• **TO BE DONE**
Where does the string "this" appear? Copy every line of the entries below that holds it.

Records excerpted from a collection:
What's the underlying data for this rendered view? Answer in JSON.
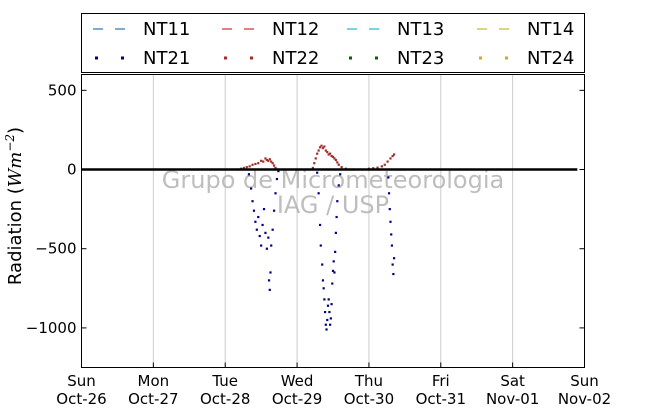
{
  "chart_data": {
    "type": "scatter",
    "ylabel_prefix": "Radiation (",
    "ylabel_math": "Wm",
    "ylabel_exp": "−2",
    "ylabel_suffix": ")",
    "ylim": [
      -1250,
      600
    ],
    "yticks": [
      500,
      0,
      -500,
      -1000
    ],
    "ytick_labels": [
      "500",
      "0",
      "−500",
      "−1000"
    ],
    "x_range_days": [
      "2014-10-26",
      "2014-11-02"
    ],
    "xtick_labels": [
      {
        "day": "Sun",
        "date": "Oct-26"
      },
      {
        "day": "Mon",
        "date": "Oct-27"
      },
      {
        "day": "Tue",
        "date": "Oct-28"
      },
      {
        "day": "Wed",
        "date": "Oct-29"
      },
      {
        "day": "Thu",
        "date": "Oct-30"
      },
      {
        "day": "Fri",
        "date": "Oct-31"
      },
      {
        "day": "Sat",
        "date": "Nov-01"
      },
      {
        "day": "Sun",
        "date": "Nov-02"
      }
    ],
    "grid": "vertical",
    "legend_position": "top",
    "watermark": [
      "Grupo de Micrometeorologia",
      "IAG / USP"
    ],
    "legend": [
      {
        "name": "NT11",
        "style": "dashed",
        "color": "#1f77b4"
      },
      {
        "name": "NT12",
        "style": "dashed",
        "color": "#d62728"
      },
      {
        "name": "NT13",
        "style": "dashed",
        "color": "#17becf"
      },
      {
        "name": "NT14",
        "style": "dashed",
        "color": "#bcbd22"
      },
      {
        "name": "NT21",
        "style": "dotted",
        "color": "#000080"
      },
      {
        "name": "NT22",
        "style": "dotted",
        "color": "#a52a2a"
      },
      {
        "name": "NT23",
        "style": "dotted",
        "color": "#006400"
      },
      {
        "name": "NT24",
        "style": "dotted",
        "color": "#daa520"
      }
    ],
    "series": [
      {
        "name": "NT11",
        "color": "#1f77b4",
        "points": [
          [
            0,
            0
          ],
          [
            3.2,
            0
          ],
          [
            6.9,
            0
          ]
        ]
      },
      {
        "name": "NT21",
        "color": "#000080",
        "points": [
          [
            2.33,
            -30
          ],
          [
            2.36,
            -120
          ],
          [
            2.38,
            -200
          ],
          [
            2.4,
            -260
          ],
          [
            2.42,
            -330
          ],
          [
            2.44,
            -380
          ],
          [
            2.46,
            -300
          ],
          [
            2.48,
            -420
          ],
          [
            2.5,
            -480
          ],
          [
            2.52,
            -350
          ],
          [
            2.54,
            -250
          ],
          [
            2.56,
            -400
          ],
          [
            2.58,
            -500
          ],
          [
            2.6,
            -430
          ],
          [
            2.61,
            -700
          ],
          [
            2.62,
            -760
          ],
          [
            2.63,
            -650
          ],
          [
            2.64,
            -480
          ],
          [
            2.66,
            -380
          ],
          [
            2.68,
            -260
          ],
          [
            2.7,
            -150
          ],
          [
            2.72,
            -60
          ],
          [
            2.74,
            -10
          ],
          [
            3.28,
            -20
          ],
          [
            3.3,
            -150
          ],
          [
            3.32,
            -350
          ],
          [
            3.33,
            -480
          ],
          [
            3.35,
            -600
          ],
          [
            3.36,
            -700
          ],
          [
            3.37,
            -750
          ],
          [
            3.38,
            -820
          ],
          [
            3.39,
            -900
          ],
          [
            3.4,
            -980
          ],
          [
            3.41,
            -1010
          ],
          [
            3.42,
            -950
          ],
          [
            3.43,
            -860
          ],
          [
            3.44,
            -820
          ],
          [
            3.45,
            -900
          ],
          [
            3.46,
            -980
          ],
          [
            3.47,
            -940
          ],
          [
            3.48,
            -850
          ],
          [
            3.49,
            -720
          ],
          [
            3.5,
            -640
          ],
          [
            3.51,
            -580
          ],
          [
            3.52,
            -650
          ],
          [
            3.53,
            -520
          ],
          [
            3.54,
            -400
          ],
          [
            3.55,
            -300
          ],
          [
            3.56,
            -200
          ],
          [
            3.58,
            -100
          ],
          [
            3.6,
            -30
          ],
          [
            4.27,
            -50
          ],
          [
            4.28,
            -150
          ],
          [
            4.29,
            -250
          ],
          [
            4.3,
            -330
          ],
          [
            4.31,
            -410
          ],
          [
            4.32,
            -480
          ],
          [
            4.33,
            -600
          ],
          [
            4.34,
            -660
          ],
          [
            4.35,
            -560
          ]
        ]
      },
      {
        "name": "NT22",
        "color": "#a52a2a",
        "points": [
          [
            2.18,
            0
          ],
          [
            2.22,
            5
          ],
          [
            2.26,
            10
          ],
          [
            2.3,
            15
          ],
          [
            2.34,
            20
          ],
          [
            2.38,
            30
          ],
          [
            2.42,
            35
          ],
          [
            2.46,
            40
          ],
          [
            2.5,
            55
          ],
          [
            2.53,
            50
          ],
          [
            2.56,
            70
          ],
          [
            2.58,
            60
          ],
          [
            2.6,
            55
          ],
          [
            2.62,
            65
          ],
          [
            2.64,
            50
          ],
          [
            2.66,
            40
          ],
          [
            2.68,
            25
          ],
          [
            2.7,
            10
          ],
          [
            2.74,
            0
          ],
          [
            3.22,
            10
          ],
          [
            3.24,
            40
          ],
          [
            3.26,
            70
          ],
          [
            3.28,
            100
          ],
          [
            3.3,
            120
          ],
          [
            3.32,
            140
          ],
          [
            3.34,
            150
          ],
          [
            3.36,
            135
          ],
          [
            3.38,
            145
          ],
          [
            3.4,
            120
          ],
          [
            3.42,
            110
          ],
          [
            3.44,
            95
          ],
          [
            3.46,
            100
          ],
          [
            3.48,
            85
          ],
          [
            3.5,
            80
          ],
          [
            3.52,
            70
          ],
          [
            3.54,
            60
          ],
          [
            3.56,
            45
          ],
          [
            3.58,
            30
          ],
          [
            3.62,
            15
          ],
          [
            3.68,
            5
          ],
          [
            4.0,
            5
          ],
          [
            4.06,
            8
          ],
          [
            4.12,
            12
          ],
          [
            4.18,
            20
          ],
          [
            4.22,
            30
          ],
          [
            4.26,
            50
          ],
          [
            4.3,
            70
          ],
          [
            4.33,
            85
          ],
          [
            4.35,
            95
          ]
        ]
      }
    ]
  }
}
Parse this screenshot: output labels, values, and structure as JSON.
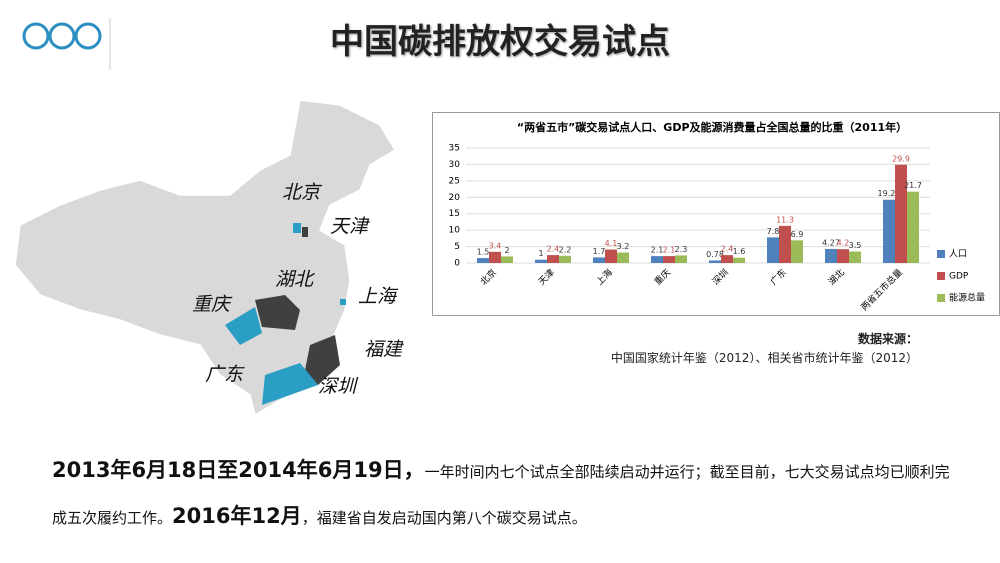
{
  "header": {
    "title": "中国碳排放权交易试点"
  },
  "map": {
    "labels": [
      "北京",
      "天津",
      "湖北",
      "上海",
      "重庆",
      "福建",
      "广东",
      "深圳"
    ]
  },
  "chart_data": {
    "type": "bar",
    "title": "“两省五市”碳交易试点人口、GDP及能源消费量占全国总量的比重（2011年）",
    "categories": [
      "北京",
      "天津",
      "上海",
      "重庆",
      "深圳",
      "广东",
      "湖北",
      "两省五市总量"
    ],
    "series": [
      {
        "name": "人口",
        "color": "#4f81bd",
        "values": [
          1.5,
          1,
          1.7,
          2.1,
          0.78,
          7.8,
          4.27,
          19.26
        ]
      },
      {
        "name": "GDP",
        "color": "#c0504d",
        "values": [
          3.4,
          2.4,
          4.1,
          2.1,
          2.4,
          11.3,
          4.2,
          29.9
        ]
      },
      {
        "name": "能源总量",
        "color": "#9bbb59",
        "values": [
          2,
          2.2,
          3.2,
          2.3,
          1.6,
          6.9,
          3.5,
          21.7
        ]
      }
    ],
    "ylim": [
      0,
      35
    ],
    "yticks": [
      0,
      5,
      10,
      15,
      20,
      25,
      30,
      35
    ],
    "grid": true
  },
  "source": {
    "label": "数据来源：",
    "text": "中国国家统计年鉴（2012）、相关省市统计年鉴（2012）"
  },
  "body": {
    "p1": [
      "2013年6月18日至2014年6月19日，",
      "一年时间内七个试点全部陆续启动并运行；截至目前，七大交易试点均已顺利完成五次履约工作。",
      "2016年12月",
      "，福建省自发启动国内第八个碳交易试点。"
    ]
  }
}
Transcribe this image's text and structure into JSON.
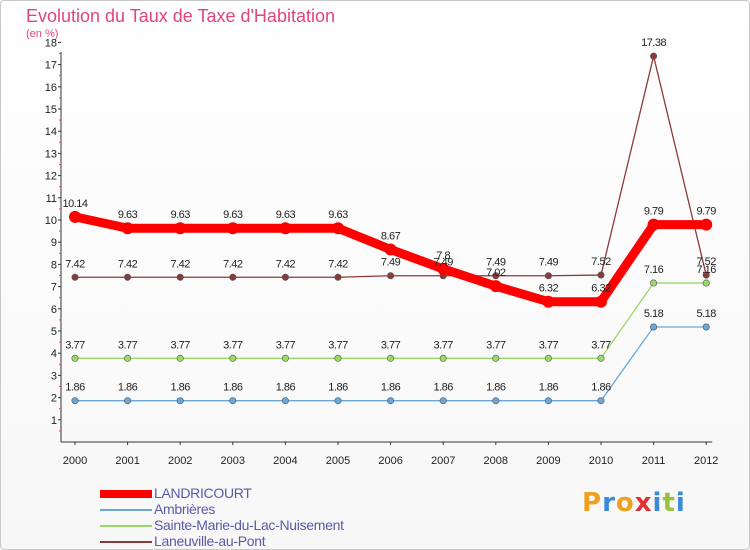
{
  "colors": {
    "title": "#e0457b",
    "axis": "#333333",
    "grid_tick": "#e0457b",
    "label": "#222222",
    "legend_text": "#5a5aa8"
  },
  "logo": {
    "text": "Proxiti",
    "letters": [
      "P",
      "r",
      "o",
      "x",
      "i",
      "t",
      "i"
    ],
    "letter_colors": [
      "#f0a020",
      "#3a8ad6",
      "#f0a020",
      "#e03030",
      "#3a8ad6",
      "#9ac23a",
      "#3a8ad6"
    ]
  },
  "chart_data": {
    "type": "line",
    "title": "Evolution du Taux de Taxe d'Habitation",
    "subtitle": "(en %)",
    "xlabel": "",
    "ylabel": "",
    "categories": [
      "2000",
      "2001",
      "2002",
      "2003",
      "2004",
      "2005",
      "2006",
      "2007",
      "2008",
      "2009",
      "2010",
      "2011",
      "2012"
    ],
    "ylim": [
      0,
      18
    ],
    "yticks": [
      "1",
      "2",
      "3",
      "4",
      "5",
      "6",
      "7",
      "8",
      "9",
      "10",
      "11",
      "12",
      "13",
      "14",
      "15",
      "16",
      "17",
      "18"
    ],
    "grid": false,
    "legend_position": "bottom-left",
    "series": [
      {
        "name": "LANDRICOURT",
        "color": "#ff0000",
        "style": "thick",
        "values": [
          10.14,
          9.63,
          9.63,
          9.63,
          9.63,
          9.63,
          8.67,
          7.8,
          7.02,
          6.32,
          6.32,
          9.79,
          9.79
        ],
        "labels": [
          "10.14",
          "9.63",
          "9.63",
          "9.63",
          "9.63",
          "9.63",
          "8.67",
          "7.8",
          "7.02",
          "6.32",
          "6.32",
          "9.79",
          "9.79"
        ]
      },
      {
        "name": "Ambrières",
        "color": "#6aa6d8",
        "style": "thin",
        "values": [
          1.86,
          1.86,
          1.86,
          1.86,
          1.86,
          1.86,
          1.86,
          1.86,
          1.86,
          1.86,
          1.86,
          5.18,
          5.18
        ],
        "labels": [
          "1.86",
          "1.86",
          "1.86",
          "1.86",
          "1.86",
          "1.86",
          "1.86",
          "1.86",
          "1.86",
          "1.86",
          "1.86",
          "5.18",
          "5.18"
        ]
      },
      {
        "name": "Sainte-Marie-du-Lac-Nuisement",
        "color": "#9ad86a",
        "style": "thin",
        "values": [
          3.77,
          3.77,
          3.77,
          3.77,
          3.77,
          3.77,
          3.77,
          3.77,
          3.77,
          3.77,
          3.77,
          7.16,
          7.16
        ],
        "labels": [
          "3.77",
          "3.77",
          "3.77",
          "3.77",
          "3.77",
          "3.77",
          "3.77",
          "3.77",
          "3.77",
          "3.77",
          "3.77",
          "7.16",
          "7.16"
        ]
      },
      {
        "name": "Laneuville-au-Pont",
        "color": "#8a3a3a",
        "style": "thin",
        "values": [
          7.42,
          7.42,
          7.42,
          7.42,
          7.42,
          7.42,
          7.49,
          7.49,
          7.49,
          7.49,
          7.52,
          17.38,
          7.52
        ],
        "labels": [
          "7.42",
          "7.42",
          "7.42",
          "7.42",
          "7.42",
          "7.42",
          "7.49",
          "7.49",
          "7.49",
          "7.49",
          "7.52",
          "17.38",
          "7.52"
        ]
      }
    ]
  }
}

• **PROBLEM SOLUTION**
What's the underlying data for this rendered view? Answer in JSON.
Parse this screenshot: output labels, values, and structure as JSON.
Transcribe this image's text and structure into JSON.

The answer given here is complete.